■ **Task prompt**
Please say how many lines of the listing hold "crochê", with no other words in the answer.
━━━ Entries shown
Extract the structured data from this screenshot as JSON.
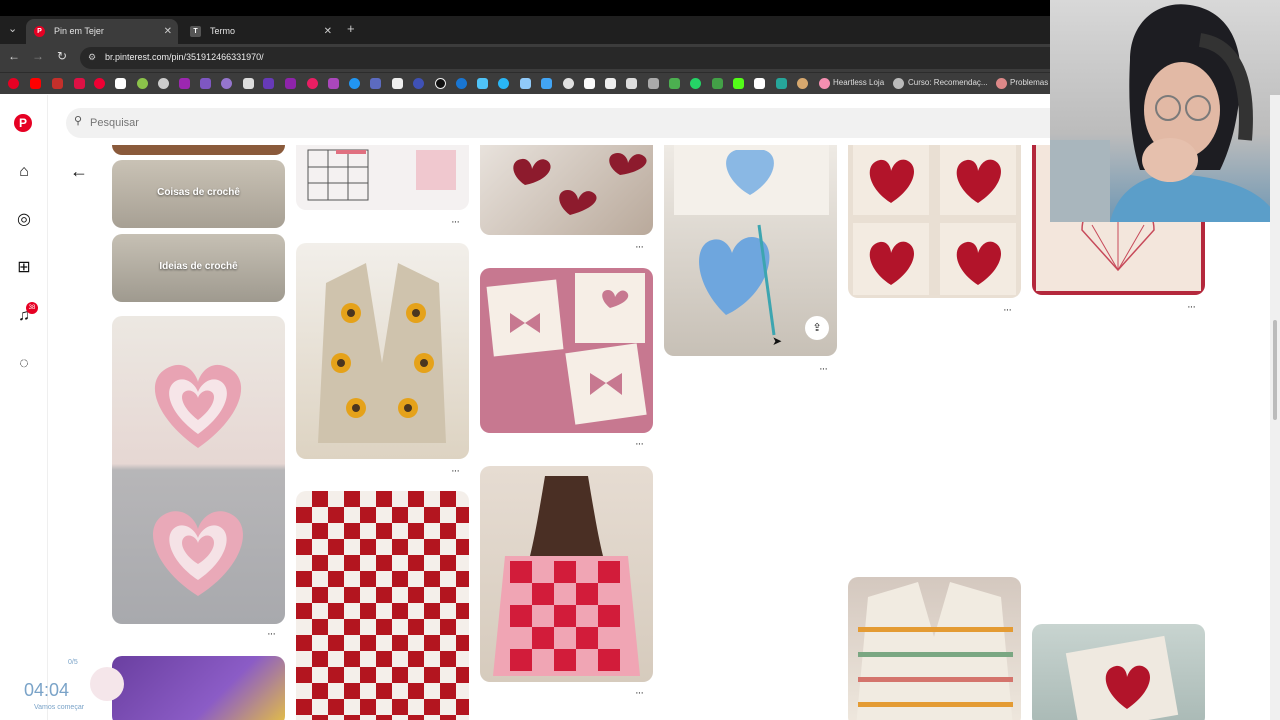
{
  "browser": {
    "tabs": [
      {
        "title": "Pin em Tejer",
        "active": true,
        "favicon_color": "#e60023",
        "favicon_letter": "P"
      },
      {
        "title": "Termo",
        "active": false,
        "favicon_color": "#555555",
        "favicon_letter": "T"
      }
    ],
    "new_tab_symbol": "+",
    "close_symbol": "✕",
    "tab_menu_symbol": "⌄",
    "nav": {
      "back": "←",
      "forward": "→",
      "reload": "↻"
    },
    "url": "br.pinterest.com/pin/351912466331970/",
    "bookmarks": [
      {
        "label": "Heartless Loja"
      },
      {
        "label": "Curso: Recomendaç..."
      },
      {
        "label": "Problemas"
      }
    ]
  },
  "pinterest": {
    "search_placeholder": "Pesquisar",
    "notification_count": "38",
    "back_arrow": "←",
    "pins": [
      {
        "label": "Coisas de crochê"
      },
      {
        "label": "Ideias de crochê"
      }
    ],
    "more_symbol": "···",
    "share_symbol": "⇪"
  },
  "timer": {
    "time": "04:04",
    "counter": "0/5",
    "subtitle": "Vamos começar"
  },
  "colors": {
    "brand": "#e60023",
    "chrome_dark": "#1f1f1f",
    "chrome_mid": "#3c3c3c"
  }
}
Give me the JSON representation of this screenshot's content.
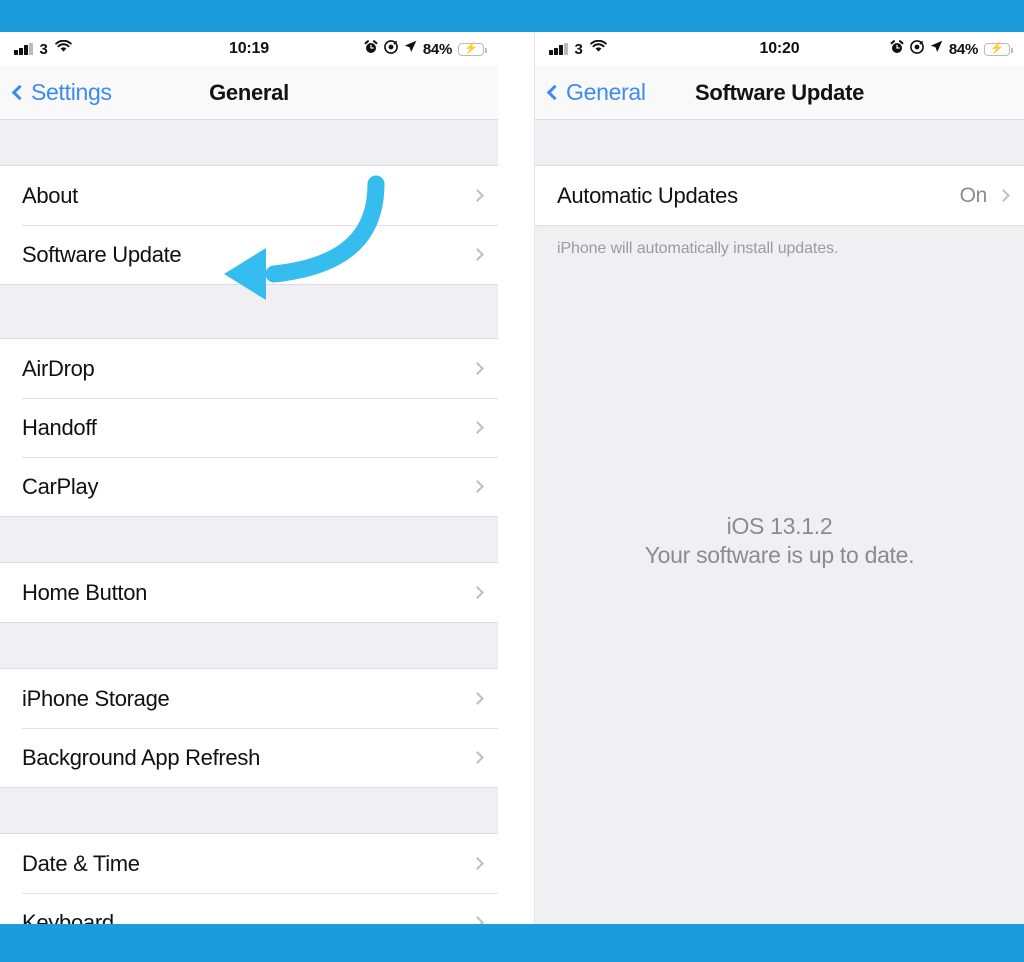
{
  "theme": {
    "frame_blue": "#1d9cdc",
    "accent_blue": "#3d8bf2",
    "annotation_blue": "#35bdf0",
    "battery_green": "#3ad14f",
    "list_bg": "#ffffff",
    "group_bg": "#efeff4",
    "secondary_text": "#8b8b90"
  },
  "left_phone": {
    "status_bar": {
      "carrier": "3",
      "signal_icon": "signal-bars-icon",
      "wifi_icon": "wifi-icon",
      "time": "10:19",
      "alarm_icon": "alarm-clock-icon",
      "orientation_lock_icon": "orientation-lock-icon",
      "location_icon": "location-arrow-icon",
      "battery_percent": "84%",
      "battery_icon": "battery-charging-icon"
    },
    "nav": {
      "back_label": "Settings",
      "back_icon": "chevron-left-icon",
      "title": "General"
    },
    "sections": [
      {
        "rows": [
          {
            "label": "About",
            "value": "",
            "chevron": "chevron-right-icon"
          },
          {
            "label": "Software Update",
            "value": "",
            "chevron": "chevron-right-icon"
          }
        ]
      },
      {
        "rows": [
          {
            "label": "AirDrop",
            "value": "",
            "chevron": "chevron-right-icon"
          },
          {
            "label": "Handoff",
            "value": "",
            "chevron": "chevron-right-icon"
          },
          {
            "label": "CarPlay",
            "value": "",
            "chevron": "chevron-right-icon"
          }
        ]
      },
      {
        "rows": [
          {
            "label": "Home Button",
            "value": "",
            "chevron": "chevron-right-icon"
          }
        ]
      },
      {
        "rows": [
          {
            "label": "iPhone Storage",
            "value": "",
            "chevron": "chevron-right-icon"
          },
          {
            "label": "Background App Refresh",
            "value": "",
            "chevron": "chevron-right-icon"
          }
        ]
      },
      {
        "rows": [
          {
            "label": "Date & Time",
            "value": "",
            "chevron": "chevron-right-icon"
          },
          {
            "label": "Keyboard",
            "value": "",
            "chevron": "chevron-right-icon"
          }
        ]
      }
    ],
    "annotation": {
      "name": "curved-arrow-annotation",
      "points_to": "Software Update",
      "color": "#35bdf0"
    }
  },
  "right_phone": {
    "status_bar": {
      "carrier": "3",
      "signal_icon": "signal-bars-icon",
      "wifi_icon": "wifi-icon",
      "time": "10:20",
      "alarm_icon": "alarm-clock-icon",
      "orientation_lock_icon": "orientation-lock-icon",
      "location_icon": "location-arrow-icon",
      "battery_percent": "84%",
      "battery_icon": "battery-charging-icon"
    },
    "nav": {
      "back_label": "General",
      "back_icon": "chevron-left-icon",
      "title": "Software Update"
    },
    "row": {
      "label": "Automatic Updates",
      "value": "On",
      "chevron": "chevron-right-icon"
    },
    "footnote": "iPhone will automatically install updates.",
    "status": {
      "version": "iOS 13.1.2",
      "message": "Your software is up to date."
    }
  }
}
━━━━━━
■ **Answer for this exercise**
2